→ **SET TASK**:
In the records below, find each line containing the word "JSON" and copy it.

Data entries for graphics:

[Begin]

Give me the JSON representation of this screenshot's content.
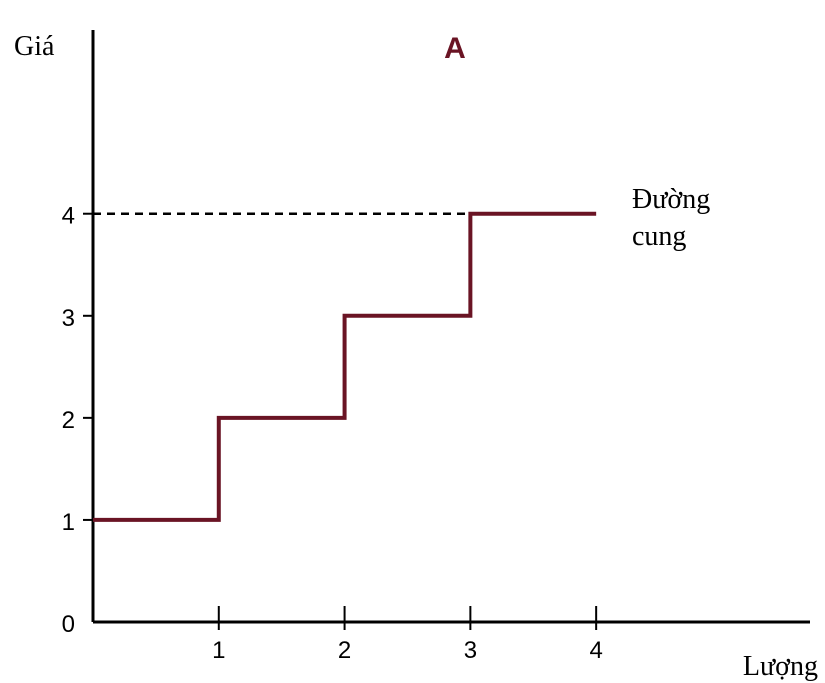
{
  "chart_data": {
    "type": "line",
    "title": "A",
    "ylabel": "Giá",
    "xlabel": "Lượng",
    "x_ticks": [
      "1",
      "2",
      "3",
      "4"
    ],
    "y_ticks": [
      "0",
      "1",
      "2",
      "3",
      "4"
    ],
    "xlim": [
      0,
      5.7
    ],
    "ylim": [
      0,
      5.8
    ],
    "series": [
      {
        "name": "Đường cung",
        "line_shape": "step",
        "color": "#6a1424",
        "x": [
          0,
          1,
          1,
          2,
          2,
          3,
          3,
          4
        ],
        "y": [
          1,
          1,
          2,
          2,
          3,
          3,
          4,
          4
        ]
      }
    ],
    "series_label_lines": [
      "Đường",
      "cung"
    ],
    "reference_line": {
      "y": 4,
      "from_x": 0,
      "to_x": 3,
      "style": "dashed",
      "color": "#000000"
    },
    "grid": false,
    "legend": "none"
  }
}
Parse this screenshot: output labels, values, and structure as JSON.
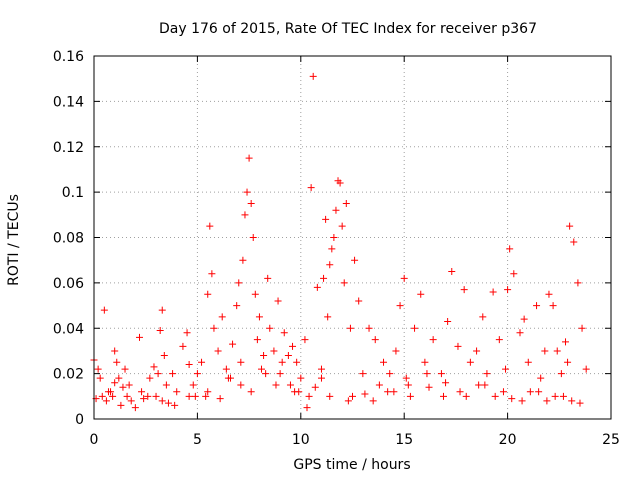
{
  "chart_data": {
    "type": "scatter",
    "title": "Day 176 of 2015, Rate Of TEC Index for receiver p367",
    "xlabel": "GPS time / hours",
    "ylabel": "ROTI / TECUs",
    "xlim": [
      0,
      25
    ],
    "ylim": [
      0,
      0.16
    ],
    "xticks": [
      0,
      5,
      10,
      15,
      20,
      25
    ],
    "yticks": [
      0,
      0.02,
      0.04,
      0.06,
      0.08,
      0.1,
      0.12,
      0.14,
      0.16
    ],
    "xtick_labels": [
      "0",
      "5",
      "10",
      "15",
      "20",
      "25"
    ],
    "ytick_labels": [
      "0",
      "0.02",
      "0.04",
      "0.06",
      "0.08",
      "0.1",
      "0.12",
      "0.14",
      "0.16"
    ],
    "grid": true,
    "marker": "plus",
    "color": "#ff0000",
    "series": [
      {
        "name": "ROTI",
        "x": [
          0.0,
          0.1,
          0.2,
          0.4,
          0.5,
          0.6,
          0.8,
          0.9,
          1.0,
          1.1,
          1.2,
          1.3,
          1.4,
          1.5,
          1.6,
          1.8,
          2.2,
          2.3,
          2.4,
          2.7,
          2.9,
          3.0,
          3.1,
          3.2,
          3.3,
          3.4,
          3.5,
          3.6,
          3.8,
          4.0,
          4.3,
          4.5,
          4.6,
          4.8,
          5.0,
          5.2,
          5.4,
          5.5,
          5.6,
          5.7,
          5.8,
          6.0,
          6.2,
          6.4,
          6.5,
          6.7,
          6.9,
          7.0,
          7.1,
          7.2,
          7.3,
          7.4,
          7.5,
          7.6,
          7.7,
          7.8,
          7.9,
          8.0,
          8.2,
          8.4,
          8.5,
          8.7,
          8.9,
          9.0,
          9.2,
          9.4,
          9.5,
          9.6,
          9.8,
          10.0,
          10.2,
          10.4,
          10.5,
          10.6,
          10.8,
          11.0,
          11.1,
          11.2,
          11.3,
          11.4,
          11.5,
          11.6,
          11.7,
          11.8,
          11.9,
          12.0,
          12.1,
          12.2,
          12.4,
          12.6,
          12.8,
          13.0,
          13.3,
          13.6,
          14.0,
          14.3,
          14.6,
          14.8,
          15.0,
          15.2,
          15.5,
          15.8,
          16.0,
          16.4,
          16.8,
          17.1,
          17.3,
          17.6,
          17.9,
          18.2,
          18.5,
          18.8,
          19.0,
          19.3,
          19.6,
          19.9,
          20.0,
          20.1,
          20.3,
          20.6,
          20.8,
          21.0,
          21.4,
          21.6,
          21.8,
          22.0,
          22.2,
          22.4,
          22.6,
          22.8,
          22.9,
          23.0,
          23.2,
          23.4,
          23.6,
          23.8,
          0.3,
          1.0,
          2.0,
          3.3,
          4.6,
          5.5,
          6.1,
          7.1,
          7.6,
          8.3,
          9.1,
          9.9,
          10.7,
          11.4,
          12.3,
          13.1,
          13.8,
          14.5,
          15.3,
          16.2,
          16.9,
          17.7,
          18.6,
          19.4,
          20.2,
          21.1,
          21.9,
          22.7,
          23.5,
          0.7,
          1.7,
          2.6,
          3.9,
          4.9,
          6.6,
          8.1,
          8.8,
          9.7,
          10.3,
          11.0,
          12.5,
          13.5,
          14.2,
          15.1,
          16.1,
          17.0,
          18.0,
          18.9,
          19.8,
          20.7,
          21.5,
          22.3,
          23.1
        ],
        "y": [
          0.026,
          0.009,
          0.022,
          0.01,
          0.048,
          0.008,
          0.012,
          0.01,
          0.03,
          0.025,
          0.018,
          0.006,
          0.014,
          0.022,
          0.01,
          0.008,
          0.036,
          0.012,
          0.009,
          0.018,
          0.023,
          0.01,
          0.02,
          0.039,
          0.048,
          0.028,
          0.015,
          0.007,
          0.02,
          0.012,
          0.032,
          0.038,
          0.024,
          0.015,
          0.02,
          0.025,
          0.01,
          0.055,
          0.085,
          0.064,
          0.04,
          0.03,
          0.045,
          0.022,
          0.018,
          0.033,
          0.05,
          0.06,
          0.025,
          0.07,
          0.09,
          0.1,
          0.115,
          0.095,
          0.08,
          0.055,
          0.035,
          0.045,
          0.028,
          0.062,
          0.04,
          0.03,
          0.052,
          0.02,
          0.038,
          0.028,
          0.015,
          0.032,
          0.025,
          0.018,
          0.035,
          0.01,
          0.102,
          0.151,
          0.058,
          0.022,
          0.062,
          0.088,
          0.045,
          0.068,
          0.075,
          0.08,
          0.092,
          0.105,
          0.104,
          0.085,
          0.06,
          0.095,
          0.04,
          0.07,
          0.052,
          0.02,
          0.04,
          0.035,
          0.025,
          0.02,
          0.03,
          0.05,
          0.062,
          0.015,
          0.04,
          0.055,
          0.025,
          0.035,
          0.02,
          0.043,
          0.065,
          0.032,
          0.057,
          0.025,
          0.03,
          0.045,
          0.02,
          0.056,
          0.035,
          0.022,
          0.057,
          0.075,
          0.064,
          0.038,
          0.044,
          0.025,
          0.05,
          0.018,
          0.03,
          0.055,
          0.05,
          0.03,
          0.02,
          0.034,
          0.025,
          0.085,
          0.078,
          0.06,
          0.04,
          0.022,
          0.018,
          0.016,
          0.005,
          0.008,
          0.01,
          0.012,
          0.009,
          0.015,
          0.012,
          0.02,
          0.025,
          0.012,
          0.014,
          0.01,
          0.008,
          0.011,
          0.015,
          0.012,
          0.01,
          0.014,
          0.01,
          0.012,
          0.015,
          0.01,
          0.009,
          0.012,
          0.008,
          0.01,
          0.007,
          0.012,
          0.015,
          0.01,
          0.006,
          0.01,
          0.018,
          0.022,
          0.015,
          0.012,
          0.005,
          0.018,
          0.01,
          0.008,
          0.012,
          0.018,
          0.02,
          0.016,
          0.01,
          0.015,
          0.012,
          0.008,
          0.012,
          0.01,
          0.008
        ]
      }
    ]
  }
}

[End]

→ **OUTPUT FOR THIS EXERCISE**:
Give me the JSON representation of this screenshot's content.
Parse this screenshot: output labels, values, and structure as JSON.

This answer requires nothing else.